* [To be done]: Print all the records exactly, please.

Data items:
______

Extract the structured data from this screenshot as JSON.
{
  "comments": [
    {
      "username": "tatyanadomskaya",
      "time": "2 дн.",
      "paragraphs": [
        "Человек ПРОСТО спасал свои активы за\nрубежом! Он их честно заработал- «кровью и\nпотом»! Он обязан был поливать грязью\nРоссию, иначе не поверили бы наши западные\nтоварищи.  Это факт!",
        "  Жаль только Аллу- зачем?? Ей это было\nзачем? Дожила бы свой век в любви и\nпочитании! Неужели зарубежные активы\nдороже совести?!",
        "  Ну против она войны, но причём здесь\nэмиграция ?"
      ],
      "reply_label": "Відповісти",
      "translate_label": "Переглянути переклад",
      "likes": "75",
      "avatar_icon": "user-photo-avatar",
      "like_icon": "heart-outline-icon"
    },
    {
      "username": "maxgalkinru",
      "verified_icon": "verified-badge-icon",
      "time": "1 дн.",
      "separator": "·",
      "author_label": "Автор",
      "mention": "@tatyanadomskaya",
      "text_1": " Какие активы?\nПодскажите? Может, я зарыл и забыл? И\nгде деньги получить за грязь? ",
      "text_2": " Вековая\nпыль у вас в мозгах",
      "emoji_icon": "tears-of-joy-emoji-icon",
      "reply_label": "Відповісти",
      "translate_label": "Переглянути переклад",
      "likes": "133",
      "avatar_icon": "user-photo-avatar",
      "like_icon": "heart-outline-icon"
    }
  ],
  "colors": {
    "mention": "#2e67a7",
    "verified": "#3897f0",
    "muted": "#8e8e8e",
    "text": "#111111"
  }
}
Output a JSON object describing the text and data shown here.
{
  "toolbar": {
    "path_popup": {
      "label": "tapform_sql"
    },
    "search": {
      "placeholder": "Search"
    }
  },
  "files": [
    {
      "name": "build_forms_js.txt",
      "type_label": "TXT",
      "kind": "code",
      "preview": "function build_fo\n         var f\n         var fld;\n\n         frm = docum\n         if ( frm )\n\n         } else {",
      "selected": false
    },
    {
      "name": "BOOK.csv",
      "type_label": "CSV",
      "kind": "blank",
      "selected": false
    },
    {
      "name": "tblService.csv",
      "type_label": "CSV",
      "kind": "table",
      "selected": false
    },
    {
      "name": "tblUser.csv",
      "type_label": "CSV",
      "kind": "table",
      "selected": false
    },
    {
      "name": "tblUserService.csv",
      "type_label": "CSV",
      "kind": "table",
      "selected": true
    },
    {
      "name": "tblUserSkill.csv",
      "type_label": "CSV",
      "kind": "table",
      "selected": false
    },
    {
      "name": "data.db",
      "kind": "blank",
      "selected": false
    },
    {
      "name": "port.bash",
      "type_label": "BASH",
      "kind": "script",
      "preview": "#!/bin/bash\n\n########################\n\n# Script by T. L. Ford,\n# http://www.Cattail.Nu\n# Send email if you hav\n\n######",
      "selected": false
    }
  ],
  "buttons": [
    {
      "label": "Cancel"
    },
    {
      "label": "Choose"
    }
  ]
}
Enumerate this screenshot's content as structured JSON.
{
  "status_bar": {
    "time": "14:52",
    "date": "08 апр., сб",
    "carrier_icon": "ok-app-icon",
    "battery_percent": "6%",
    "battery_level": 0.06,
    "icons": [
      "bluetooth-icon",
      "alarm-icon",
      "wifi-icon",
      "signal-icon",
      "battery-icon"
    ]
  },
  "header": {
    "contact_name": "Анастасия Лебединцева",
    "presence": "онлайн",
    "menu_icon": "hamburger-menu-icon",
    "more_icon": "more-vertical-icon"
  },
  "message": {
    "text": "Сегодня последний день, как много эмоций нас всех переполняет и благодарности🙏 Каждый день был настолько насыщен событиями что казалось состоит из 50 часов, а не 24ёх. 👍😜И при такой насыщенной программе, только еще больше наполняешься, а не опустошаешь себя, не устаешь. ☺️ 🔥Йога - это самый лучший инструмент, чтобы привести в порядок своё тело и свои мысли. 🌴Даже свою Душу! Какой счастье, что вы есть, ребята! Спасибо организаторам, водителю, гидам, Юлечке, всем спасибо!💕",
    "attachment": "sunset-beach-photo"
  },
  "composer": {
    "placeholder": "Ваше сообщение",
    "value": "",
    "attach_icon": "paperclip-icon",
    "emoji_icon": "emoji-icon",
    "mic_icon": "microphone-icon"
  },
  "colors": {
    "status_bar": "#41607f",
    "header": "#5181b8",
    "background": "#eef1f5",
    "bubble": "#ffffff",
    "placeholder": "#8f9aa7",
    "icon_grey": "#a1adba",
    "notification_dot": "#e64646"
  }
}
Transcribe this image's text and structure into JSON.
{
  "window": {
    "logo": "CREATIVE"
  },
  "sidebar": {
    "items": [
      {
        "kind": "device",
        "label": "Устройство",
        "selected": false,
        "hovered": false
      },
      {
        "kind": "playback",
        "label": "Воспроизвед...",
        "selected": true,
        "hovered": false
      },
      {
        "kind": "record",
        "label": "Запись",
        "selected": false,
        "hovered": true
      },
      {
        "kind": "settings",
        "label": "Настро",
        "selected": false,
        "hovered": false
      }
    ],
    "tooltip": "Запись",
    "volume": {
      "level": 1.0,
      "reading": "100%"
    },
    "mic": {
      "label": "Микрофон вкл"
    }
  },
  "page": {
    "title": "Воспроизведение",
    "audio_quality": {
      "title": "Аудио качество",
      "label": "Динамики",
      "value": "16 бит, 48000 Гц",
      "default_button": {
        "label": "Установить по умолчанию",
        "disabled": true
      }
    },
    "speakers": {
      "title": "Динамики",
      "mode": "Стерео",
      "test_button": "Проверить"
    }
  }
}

______

* [Answer to the problem]:
Extract the structured data from this screenshot as JSON.
{
  "comments": [
    {
      "username": "tatyanadomskaya",
      "time": "2 дн.",
      "paragraphs": [
        "Человек ПРОСТО спасал свои активы за\nрубежом! Он их честно заработал- «кровью и\nпотом»! Он обязан был поливать грязью\nРоссию, иначе не поверили бы наши западные\nтоварищи.  Это факт!",
        "  Жаль только Аллу- зачем?? Ей это было\nзачем? Дожила бы свой век в любви и\nпочитании! Неужели зарубежные активы\nдороже совести?!",
        "  Ну против она войны, но причём здесь\nэмиграция ?"
      ],
      "reply_label": "Відповісти",
      "translate_label": "Переглянути переклад",
      "likes": "75",
      "avatar_icon": "user-photo-avatar",
      "like_icon": "heart-outline-icon"
    },
    {
      "username": "maxgalkinru",
      "verified_icon": "verified-badge-icon",
      "time": "1 дн.",
      "separator": "·",
      "author_label": "Автор",
      "mention": "@tatyanadomskaya",
      "text_1": " Какие активы?\nПодскажите? Может, я зарыл и забыл? И\nгде деньги получить за грязь? ",
      "text_2": " Вековая\nпыль у вас в мозгах",
      "emoji_icon": "tears-of-joy-emoji-icon",
      "reply_label": "Відповісти",
      "translate_label": "Переглянути переклад",
      "likes": "133",
      "avatar_icon": "user-photo-avatar",
      "like_icon": "heart-outline-icon"
    }
  ],
  "colors": {
    "mention": "#2e67a7",
    "verified": "#3897f0",
    "muted": "#8e8e8e",
    "text": "#111111"
  }
}
Output a JSON object describing the text and data shown here.
{
  "toolbar": {
    "path_popup": {
      "label": "tapform_sql"
    },
    "search": {
      "placeholder": "Search"
    }
  },
  "files": [
    {
      "name": "build_forms_js.txt",
      "type_label": "TXT",
      "kind": "code",
      "preview": "function build_fo\n         var f\n         var fld;\n\n         frm = docum\n         if ( frm )\n\n         } else {",
      "selected": false
    },
    {
      "name": "BOOK.csv",
      "type_label": "CSV",
      "kind": "blank",
      "selected": false
    },
    {
      "name": "tblService.csv",
      "type_label": "CSV",
      "kind": "table",
      "selected": false
    },
    {
      "name": "tblUser.csv",
      "type_label": "CSV",
      "kind": "table",
      "selected": false
    },
    {
      "name": "tblUserService.csv",
      "type_label": "CSV",
      "kind": "table",
      "selected": true
    },
    {
      "name": "tblUserSkill.csv",
      "type_label": "CSV",
      "kind": "table",
      "selected": false
    },
    {
      "name": "data.db",
      "kind": "blank",
      "selected": false
    },
    {
      "name": "port.bash",
      "type_label": "BASH",
      "kind": "script",
      "preview": "#!/bin/bash\n\n########################\n\n# Script by T. L. Ford,\n# http://www.Cattail.Nu\n# Send email if you hav\n\n######",
      "selected": false
    }
  ],
  "buttons": [
    {
      "label": "Cancel"
    },
    {
      "label": "Choose"
    }
  ]
}
Enumerate this screenshot's content as structured JSON.
{
  "status_bar": {
    "time": "14:52",
    "date": "08 апр., сб",
    "carrier_icon": "ok-app-icon",
    "battery_percent": "6%",
    "battery_level": 0.06,
    "icons": [
      "bluetooth-icon",
      "alarm-icon",
      "wifi-icon",
      "signal-icon",
      "battery-icon"
    ]
  },
  "header": {
    "contact_name": "Анастасия Лебединцева",
    "presence": "онлайн",
    "menu_icon": "hamburger-menu-icon",
    "more_icon": "more-vertical-icon"
  },
  "message": {
    "text": "Сегодня последний день, как много эмоций нас всех переполняет и благодарности🙏 Каждый день был настолько насыщен событиями что казалось состоит из 50 часов, а не 24ёх. 👍😜И при такой насыщенной программе, только еще больше наполняешься, а не опустошаешь себя, не устаешь. ☺️ 🔥Йога - это самый лучший инструмент, чтобы привести в порядок своё тело и свои мысли. 🌴Даже свою Душу! Какой счастье, что вы есть, ребята! Спасибо организаторам, водителю, гидам, Юлечке, всем спасибо!💕",
    "attachment": "sunset-beach-photo"
  },
  "composer": {
    "placeholder": "Ваше сообщение",
    "value": "",
    "attach_icon": "paperclip-icon",
    "emoji_icon": "emoji-icon",
    "mic_icon": "microphone-icon"
  },
  "colors": {
    "status_bar": "#41607f",
    "header": "#5181b8",
    "background": "#eef1f5",
    "bubble": "#ffffff",
    "placeholder": "#8f9aa7",
    "icon_grey": "#a1adba",
    "notification_dot": "#e64646"
  }
}
Transcribe this image's text and structure into JSON.
{
  "window": {
    "logo": "CREATIVE"
  },
  "sidebar": {
    "items": [
      {
        "kind": "device",
        "label": "Устройство",
        "selected": false,
        "hovered": false
      },
      {
        "kind": "playback",
        "label": "Воспроизвед...",
        "selected": true,
        "hovered": false
      },
      {
        "kind": "record",
        "label": "Запись",
        "selected": false,
        "hovered": true
      },
      {
        "kind": "settings",
        "label": "Настро",
        "selected": false,
        "hovered": false
      }
    ],
    "tooltip": "Запись",
    "volume": {
      "level": 1.0,
      "reading": "100%"
    },
    "mic": {
      "label": "Микрофон вкл"
    }
  },
  "page": {
    "title": "Воспроизведение",
    "audio_quality": {
      "title": "Аудио качество",
      "label": "Динамики",
      "value": "16 бит, 48000 Гц",
      "default_button": {
        "label": "Установить по умолчанию",
        "disabled": true
      }
    },
    "speakers": {
      "title": "Динамики",
      "mode": "Стерео",
      "test_button": "Проверить"
    }
  }
}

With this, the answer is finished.